STATED EXERCISE.
Give the listing again character for character, but drop the images.

Saved entries:
——

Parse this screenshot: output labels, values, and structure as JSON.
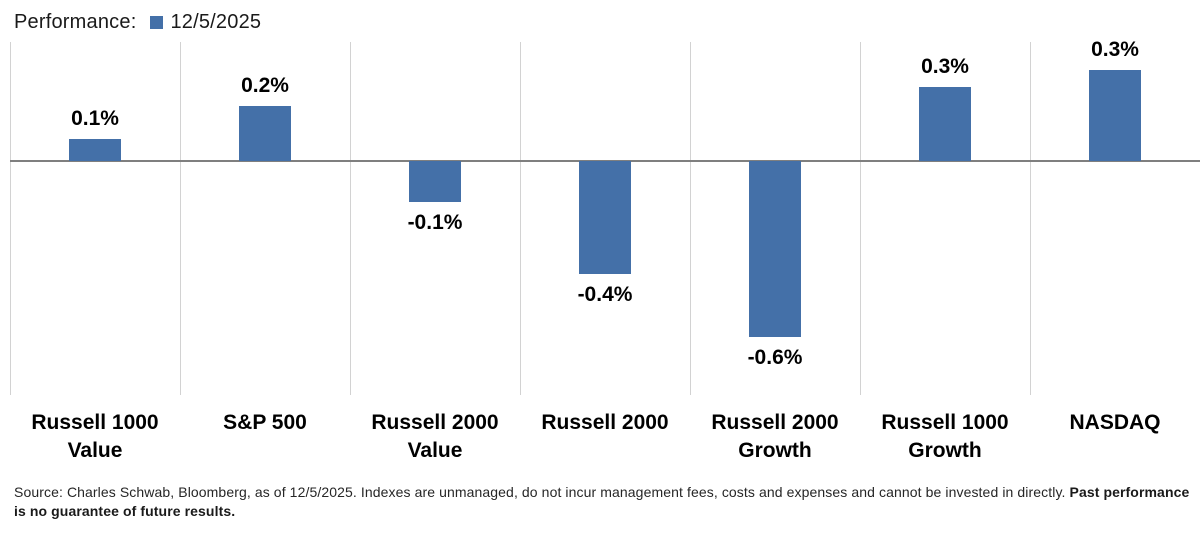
{
  "header": {
    "title": "Performance:",
    "legend": {
      "label": "12/5/2025",
      "color": "#4470a8",
      "marker": "square-icon"
    }
  },
  "chart_data": {
    "type": "bar",
    "title": "Performance",
    "series_name": "12/5/2025",
    "categories": [
      "Russell 1000 Value",
      "S&P 500",
      "Russell 2000 Value",
      "Russell 2000",
      "Russell 2000 Growth",
      "Russell 1000 Growth",
      "NASDAQ"
    ],
    "values": [
      0.1,
      0.2,
      -0.1,
      -0.4,
      -0.6,
      0.3,
      0.3
    ],
    "value_labels": [
      "0.1%",
      "0.2%",
      "-0.1%",
      "-0.4%",
      "-0.6%",
      "0.3%",
      "0.3%"
    ],
    "values_precise_est": [
      0.08,
      0.2,
      -0.15,
      -0.41,
      -0.64,
      0.27,
      0.33
    ],
    "unit": "percent",
    "bar_color": "#4470a8",
    "zero_line_color": "#7f7f7f",
    "gridline_color": "#d2d2d2",
    "grid": "vertical-only",
    "legend_position": "top-left",
    "ylim": [
      -0.85,
      0.43
    ],
    "xlabel": "",
    "ylabel": ""
  },
  "footnote": {
    "normal": "Source: Charles Schwab, Bloomberg, as of 12/5/2025.  Indexes are unmanaged, do not incur management fees, costs and expenses and cannot be invested in directly. ",
    "bold": "Past performance is no guarantee of future results."
  }
}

——

EXERCISE RESPONSE.
Parse this screenshot: output labels, values, and structure as JSON.
{
  "header": {
    "title": "Performance:",
    "legend": {
      "label": "12/5/2025",
      "color": "#4470a8",
      "marker": "square-icon"
    }
  },
  "chart_data": {
    "type": "bar",
    "title": "Performance",
    "series_name": "12/5/2025",
    "categories": [
      "Russell 1000 Value",
      "S&P 500",
      "Russell 2000 Value",
      "Russell 2000",
      "Russell 2000 Growth",
      "Russell 1000 Growth",
      "NASDAQ"
    ],
    "values": [
      0.1,
      0.2,
      -0.1,
      -0.4,
      -0.6,
      0.3,
      0.3
    ],
    "value_labels": [
      "0.1%",
      "0.2%",
      "-0.1%",
      "-0.4%",
      "-0.6%",
      "0.3%",
      "0.3%"
    ],
    "values_precise_est": [
      0.08,
      0.2,
      -0.15,
      -0.41,
      -0.64,
      0.27,
      0.33
    ],
    "unit": "percent",
    "bar_color": "#4470a8",
    "zero_line_color": "#7f7f7f",
    "gridline_color": "#d2d2d2",
    "grid": "vertical-only",
    "legend_position": "top-left",
    "ylim": [
      -0.85,
      0.43
    ],
    "xlabel": "",
    "ylabel": ""
  },
  "footnote": {
    "normal": "Source: Charles Schwab, Bloomberg, as of 12/5/2025.  Indexes are unmanaged, do not incur management fees, costs and expenses and cannot be invested in directly. ",
    "bold": "Past performance is no guarantee of future results."
  }
}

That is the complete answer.